[Data excerpts]
- - -

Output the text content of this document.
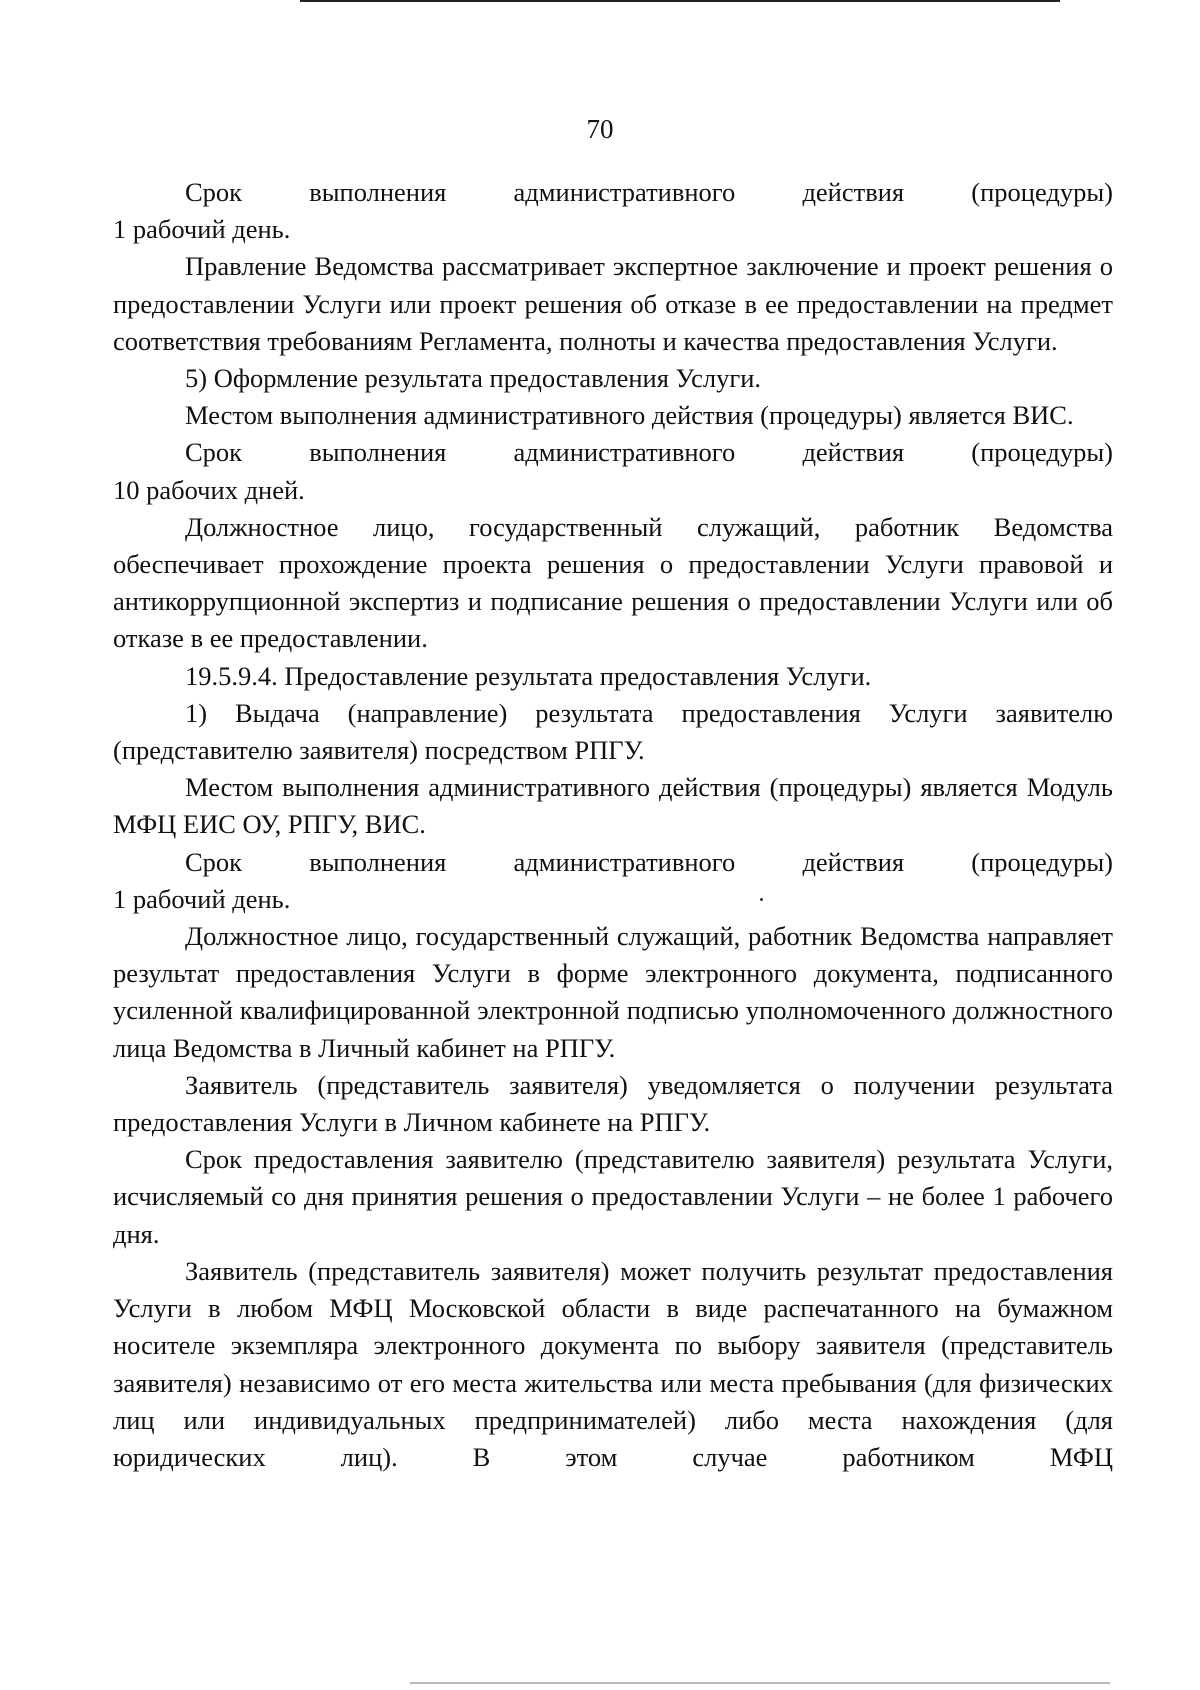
70

Срок выполнения административного действия (процедуры)
1 рабочий день.

Правление Ведомства рассматривает экспертное заключение и проект решения о предоставлении Услуги или проект решения об отказе в ее предоставлении на предмет соответствия требованиям Регламента, полноты и качества предоставления Услуги.

5) Оформление результата предоставления Услуги.

Местом выполнения административного действия (процедуры) является ВИС.

Срок выполнения административного действия (процедуры)
10 рабочих дней.

Должностное лицо, государственный служащий, работник Ведомства обеспечивает прохождение проекта решения о предоставлении Услуги правовой и антикоррупционной экспертиз и подписание решения о предоставлении Услуги или об отказе в ее предоставлении.

19.5.9.4. Предоставление результата предоставления Услуги.

1) Выдача (направление) результата предоставления Услуги заявителю (представителю заявителя) посредством РПГУ.

Местом выполнения административного действия (процедуры) является Модуль МФЦ ЕИС ОУ, РПГУ, ВИС.

Срок выполнения административного действия (процедуры)
1 рабочий день.

Должностное лицо, государственный служащий, работник Ведомства направляет результат предоставления Услуги в форме электронного документа, подписанного усиленной квалифицированной электронной подписью уполномоченного должностного лица Ведомства в Личный кабинет на РПГУ.

Заявитель (представитель заявителя) уведомляется о получении результата предоставления Услуги в Личном кабинете на РПГУ.

Срок предоставления заявителю (представителю заявителя) результата Услуги, исчисляемый со дня принятия решения о предоставлении Услуги – не более 1 рабочего дня.

Заявитель (представитель заявителя) может получить результат предоставления Услуги в любом МФЦ Московской области в виде распечатанного на бумажном носителе экземпляра электронного документа по выбору заявителя (представитель заявителя) независимо от его места жительства или места пребывания (для физических лиц или индивидуальных предпринимателей) либо места нахождения (для юридических лиц). В этом случае работником МФЦ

- - -

▸ Work to complete
Do not copy the pictures, but repeat every line exactly.

▸ Exercise answer
Output the text content of this document.
70

Срок выполнения административного действия (процедуры)
1 рабочий день.

Правление Ведомства рассматривает экспертное заключение и проект решения о предоставлении Услуги или проект решения об отказе в ее предоставлении на предмет соответствия требованиям Регламента, полноты и качества предоставления Услуги.

5) Оформление результата предоставления Услуги.

Местом выполнения административного действия (процедуры) является ВИС.

Срок выполнения административного действия (процедуры)
10 рабочих дней.

Должностное лицо, государственный служащий, работник Ведомства обеспечивает прохождение проекта решения о предоставлении Услуги правовой и антикоррупционной экспертиз и подписание решения о предоставлении Услуги или об отказе в ее предоставлении.

19.5.9.4. Предоставление результата предоставления Услуги.

1) Выдача (направление) результата предоставления Услуги заявителю (представителю заявителя) посредством РПГУ.

Местом выполнения административного действия (процедуры) является Модуль МФЦ ЕИС ОУ, РПГУ, ВИС.

Срок выполнения административного действия (процедуры)
1 рабочий день.

Должностное лицо, государственный служащий, работник Ведомства направляет результат предоставления Услуги в форме электронного документа, подписанного усиленной квалифицированной электронной подписью уполномоченного должностного лица Ведомства в Личный кабинет на РПГУ.

Заявитель (представитель заявителя) уведомляется о получении результата предоставления Услуги в Личном кабинете на РПГУ.

Срок предоставления заявителю (представителю заявителя) результата Услуги, исчисляемый со дня принятия решения о предоставлении Услуги – не более 1 рабочего дня.

Заявитель (представитель заявителя) может получить результат предоставления Услуги в любом МФЦ Московской области в виде распечатанного на бумажном носителе экземпляра электронного документа по выбору заявителя (представитель заявителя) независимо от его места жительства или места пребывания (для физических лиц или индивидуальных предпринимателей) либо места нахождения (для юридических лиц). В этом случае работником МФЦ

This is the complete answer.